# EXERCISE REQUIREMENTS
Your answer must be one number: the count of lines below that hold the word "Brennereien".

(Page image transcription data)
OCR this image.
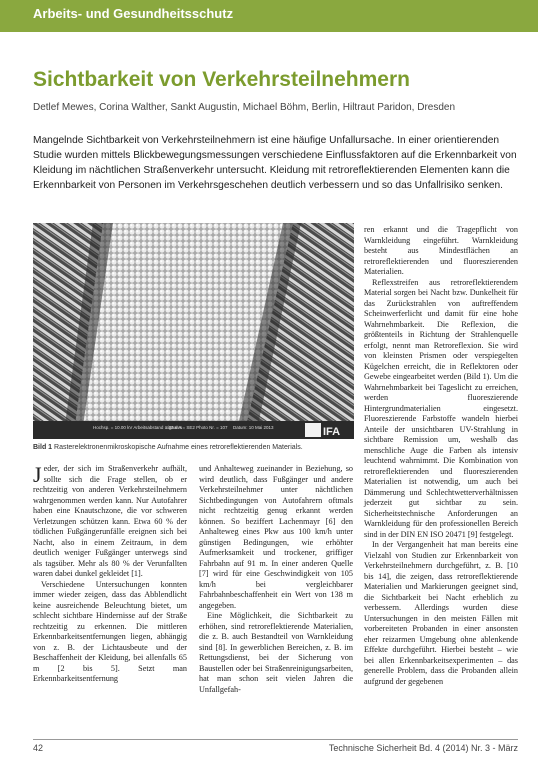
Arbeits- und Gesundheitsschutz
Sichtbarkeit von Verkehrsteilnehmern
Detlef Mewes, Corina Walther, Sankt Augustin, Michael Böhm, Berlin, Hiltraut Paridon, Dresden

Mangelnde Sichtbarkeit von Verkehrsteilnehmern ist eine häufige Unfallursache. In einer orientierenden Studie wurden mittels Blickbewegungsmessungen verschiedene Einflussfaktoren auf die Erkennbarkeit von Kleidung im nächtlichen Straßenverkehr untersucht. Kleidung mit retroreflektierenden Elementen kann die Erkennbarkeit von Personen im Verkehrsgeschehen deutlich verbessern und so das Unfallrisiko senken.

Hochsp. = 10.00 kV Arbeitsabstand = 33 mm
Signal A = SE2 Photo Nr. = 107 Datum: 10 Mai 2013	IFA
Bild 1 Rasterelektronenmikroskopische Aufnahme eines retroreflektierenden Materials.

Jeder, der sich im Straßenverkehr aufhält, sollte sich die Frage stellen, ob er rechtzeitig von anderen Verkehrsteilnehmern wahrgenommen werden kann. Nur Autofahrer haben eine Knautschzone, die vor schweren Verletzungen schützen kann. Etwa 60 % der tödlichen Fußgängerunfälle ereignen sich bei Nacht, also in einem Zeitraum, in dem deutlich weniger Fußgänger unterwegs sind als tagsüber. Mehr als 80 % der Verunfallten waren dabei dunkel gekleidet [1].

Verschiedene Untersuchungen konnten immer wieder zeigen, dass das Abblendlicht keine ausreichende Beleuchtung bietet, um schlecht sichtbare Hindernisse auf der Straße rechtzeitig zu erkennen. Die mittleren Erkennbarkeitsentfernungen liegen, abhängig von z. B. der Lichtausbeute und der Beschaffenheit der Kleidung, bei allenfalls 65 m [2 bis 5]. Setzt man Erkennbarkeitsentfernung

und Anhalteweg zueinander in Beziehung, so wird deutlich, dass Fußgänger und andere Verkehrsteilnehmer unter nächtlichen Sichtbedingungen von Autofahrern oftmals nicht rechtzeitig genug erkannt werden können. So beziffert Lachenmayr [6] den Anhalteweg eines Pkw aus 100 km/h unter günstigen Bedingungen, wie erhöhter Aufmerksamkeit und trockener, griffiger Fahrbahn auf 91 m. In einer anderen Quelle [7] wird für eine Geschwindigkeit von 105 km/h bei vergleichbarer Fahrbahnbeschaffenheit ein Wert von 138 m angegeben.

Eine Möglichkeit, die Sichtbarkeit zu erhöhen, sind retroreflektierende Materialien, die z. B. auch Bestandteil von Warnkleidung sind [8]. In gewerblichen Bereichen, z. B. im Rettungsdienst, bei der Sicherung von Baustellen oder bei Straßenreinigungsarbeiten, hat man schon seit vielen Jahren die Unfallgefah-

ren erkannt und die Tragepflicht von Warnkleidung eingeführt. Warnkleidung besteht aus Mindestflächen an retroreflektierenden und fluoreszierenden Materialien.

Reflexstreifen aus retroreflektierendem Material sorgen bei Nacht bzw. Dunkelheit für das Zurückstrahlen von auftreffendem Scheinwerferlicht und damit für eine hohe Wahrnehmbarkeit. Die Reflexion, die größtenteils in Richtung der Strahlenquelle erfolgt, nennt man Retroreflexion. Sie wird von kleinsten Prismen oder verspiegelten Kügelchen erreicht, die in Reflektoren oder Gewebe eingearbeitet werden (Bild 1). Um die Wahrnehmbarkeit bei Tageslicht zu erreichen, werden fluoreszierende Hintergrundmaterialien eingesetzt. Fluoreszierende Farbstoffe wandeln hierbei Anteile der unsichtbaren UV-Strahlung in sichtbare Remission um, weshalb das menschliche Auge die Farben als intensiv leuchtend wahrnimmt. Die Kombination von retroreflektierenden und fluoreszierenden Materialien ist notwendig, um auch bei Dämmerung und Schlechtwetterverhältnissen jederzeit gut sichtbar zu sein. Sicherheitstechnische Anforderungen an Warnkleidung für den professionellen Bereich sind in der DIN EN ISO 20471 [9] festgelegt.

In der Vergangenheit hat man bereits eine Vielzahl von Studien zur Erkennbarkeit von Verkehrsteilnehmern durchgeführt, z. B. [10 bis 14], die zeigen, dass retroreflektierende Materialien und Markierungen geeignet sind, die Sichtbarkeit bei Nacht erheblich zu verbessern. Allerdings wurden diese Untersuchungen in den meisten Fällen mit vorbereiteten Probanden in einer ansonsten eher reizarmen Umgebung ohne ablenkende Effekte durchgeführt. Hierbei besteht – wie bei allen Erkennbarkeitsexperimenten – das generelle Problem, dass die Probanden allein aufgrund der gegebenen

42	Technische Sicherheit Bd. 4 (2014) Nr. 3 - März
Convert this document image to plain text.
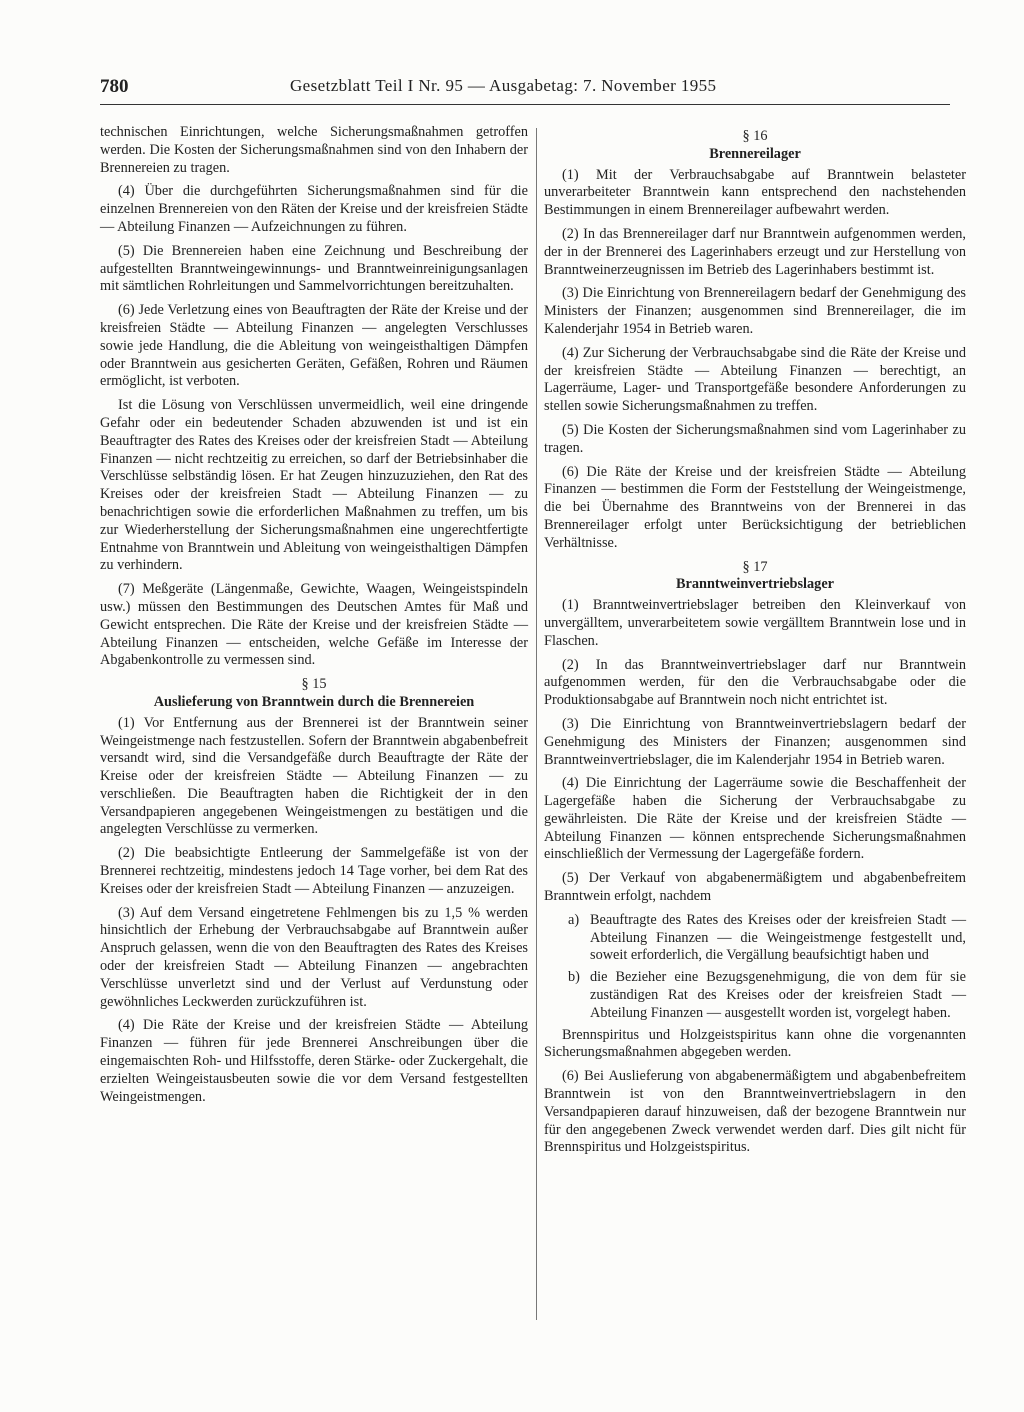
780	Gesetzblatt Teil I Nr. 95 — Ausgabetag: 7. November 1955

technischen Einrichtungen, welche Sicherungsmaßnahmen getroffen werden. Die Kosten der Sicherungsmaßnahmen sind von den Inhabern der Brennereien zu tragen.

(4) Über die durchgeführten Sicherungsmaßnahmen sind für die einzelnen Brennereien von den Räten der Kreise und der kreisfreien Städte — Abteilung Finanzen — Aufzeichnungen zu führen.

(5) Die Brennereien haben eine Zeichnung und Beschreibung der aufgestellten Branntweingewinnungs- und Branntweinreinigungsanlagen mit sämtlichen Rohrleitungen und Sammelvorrichtungen bereitzuhalten.

(6) Jede Verletzung eines von Beauftragten der Räte der Kreise und der kreisfreien Städte — Abteilung Finanzen — angelegten Verschlusses sowie jede Handlung, die die Ableitung von weingeisthaltigen Dämpfen oder Branntwein aus gesicherten Geräten, Gefäßen, Rohren und Räumen ermöglicht, ist verboten.

Ist die Lösung von Verschlüssen unvermeidlich, weil eine dringende Gefahr oder ein bedeutender Schaden abzuwenden ist und ist ein Beauftragter des Rates des Kreises oder der kreisfreien Stadt — Abteilung Finanzen — nicht rechtzeitig zu erreichen, so darf der Betriebsinhaber die Verschlüsse selbständig lösen. Er hat Zeugen hinzuzuziehen, den Rat des Kreises oder der kreisfreien Stadt — Abteilung Finanzen — zu benachrichtigen sowie die erforderlichen Maßnahmen zu treffen, um bis zur Wiederherstellung der Sicherungsmaßnahmen eine ungerechtfertigte Entnahme von Branntwein und Ableitung von weingeisthaltigen Dämpfen zu verhindern.

(7) Meßgeräte (Längenmaße, Gewichte, Waagen, Weingeistspindeln usw.) müssen den Bestimmungen des Deutschen Amtes für Maß und Gewicht entsprechen. Die Räte der Kreise und der kreisfreien Städte — Abteilung Finanzen — entscheiden, welche Gefäße im Interesse der Abgabenkontrolle zu vermessen sind.

§ 15
Auslieferung von Branntwein durch die Brennereien

(1) Vor Entfernung aus der Brennerei ist der Branntwein seiner Weingeistmenge nach festzustellen. Sofern der Branntwein abgabenbefreit versandt wird, sind die Versandgefäße durch Beauftragte der Räte der Kreise oder der kreisfreien Städte — Abteilung Finanzen — zu verschließen. Die Beauftragten haben die Richtigkeit der in den Versandpapieren angegebenen Weingeistmengen zu bestätigen und die angelegten Verschlüsse zu vermerken.

(2) Die beabsichtigte Entleerung der Sammelgefäße ist von der Brennerei rechtzeitig, mindestens jedoch 14 Tage vorher, bei dem Rat des Kreises oder der kreisfreien Stadt — Abteilung Finanzen — anzuzeigen.

(3) Auf dem Versand eingetretene Fehlmengen bis zu 1,5 % werden hinsichtlich der Erhebung der Verbrauchsabgabe auf Branntwein außer Anspruch gelassen, wenn die von den Beauftragten des Rates des Kreises oder der kreisfreien Stadt — Abteilung Finanzen — angebrachten Verschlüsse unverletzt sind und der Verlust auf Verdunstung oder gewöhnliches Leckwerden zurückzuführen ist.

(4) Die Räte der Kreise und der kreisfreien Städte — Abteilung Finanzen — führen für jede Brennerei Anschreibungen über die eingemaischten Roh- und Hilfsstoffe, deren Stärke- oder Zuckergehalt, die erzielten Weingeistausbeuten sowie die vor dem Versand festgestellten Weingeistmengen.

§ 16
Brennereilager

(1) Mit der Verbrauchsabgabe auf Branntwein belasteter unverarbeiteter Branntwein kann entsprechend den nachstehenden Bestimmungen in einem Brennereilager aufbewahrt werden.

(2) In das Brennereilager darf nur Branntwein aufgenommen werden, der in der Brennerei des Lagerinhabers erzeugt und zur Herstellung von Branntweinerzeugnissen im Betrieb des Lagerinhabers bestimmt ist.

(3) Die Einrichtung von Brennereilagern bedarf der Genehmigung des Ministers der Finanzen; ausgenommen sind Brennereilager, die im Kalenderjahr 1954 in Betrieb waren.

(4) Zur Sicherung der Verbrauchsabgabe sind die Räte der Kreise und der kreisfreien Städte — Abteilung Finanzen — berechtigt, an Lagerräume, Lager- und Transportgefäße besondere Anforderungen zu stellen sowie Sicherungsmaßnahmen zu treffen.

(5) Die Kosten der Sicherungsmaßnahmen sind vom Lagerinhaber zu tragen.

(6) Die Räte der Kreise und der kreisfreien Städte — Abteilung Finanzen — bestimmen die Form der Feststellung der Weingeistmenge, die bei Übernahme des Branntweins von der Brennerei in das Brennereilager erfolgt unter Berücksichtigung der betrieblichen Verhältnisse.

§ 17
Branntweinvertriebslager

(1) Branntweinvertriebslager betreiben den Kleinverkauf von unvergälltem, unverarbeitetem sowie vergälltem Branntwein lose und in Flaschen.

(2) In das Branntweinvertriebslager darf nur Branntwein aufgenommen werden, für den die Verbrauchsabgabe oder die Produktionsabgabe auf Branntwein noch nicht entrichtet ist.

(3) Die Einrichtung von Branntweinvertriebslagern bedarf der Genehmigung des Ministers der Finanzen; ausgenommen sind Branntweinvertriebslager, die im Kalenderjahr 1954 in Betrieb waren.

(4) Die Einrichtung der Lagerräume sowie die Beschaffenheit der Lagergefäße haben die Sicherung der Verbrauchsabgabe zu gewährleisten. Die Räte der Kreise und der kreisfreien Städte — Abteilung Finanzen — können entsprechende Sicherungsmaßnahmen einschließlich der Vermessung der Lagergefäße fordern.

(5) Der Verkauf von abgabenermäßigtem und abgabenbefreitem Branntwein erfolgt, nachdem

a) Beauftragte des Rates des Kreises oder der kreisfreien Stadt — Abteilung Finanzen — die Weingeistmenge festgestellt und, soweit erforderlich, die Vergällung beaufsichtigt haben und
b) die Bezieher eine Bezugsgenehmigung, die von dem für sie zuständigen Rat des Kreises oder der kreisfreien Stadt — Abteilung Finanzen — ausgestellt worden ist, vorgelegt haben.

Brennspiritus und Holzgeistspiritus kann ohne die vorgenannten Sicherungsmaßnahmen abgegeben werden.

(6) Bei Auslieferung von abgabenermäßigtem und abgabenbefreitem Branntwein ist von den Branntweinvertriebslagern in den Versandpapieren darauf hinzuweisen, daß der bezogene Branntwein nur für den angegebenen Zweck verwendet werden darf. Dies gilt nicht für Brennspiritus und Holzgeistspiritus.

# EXERCISE SOLUTION
4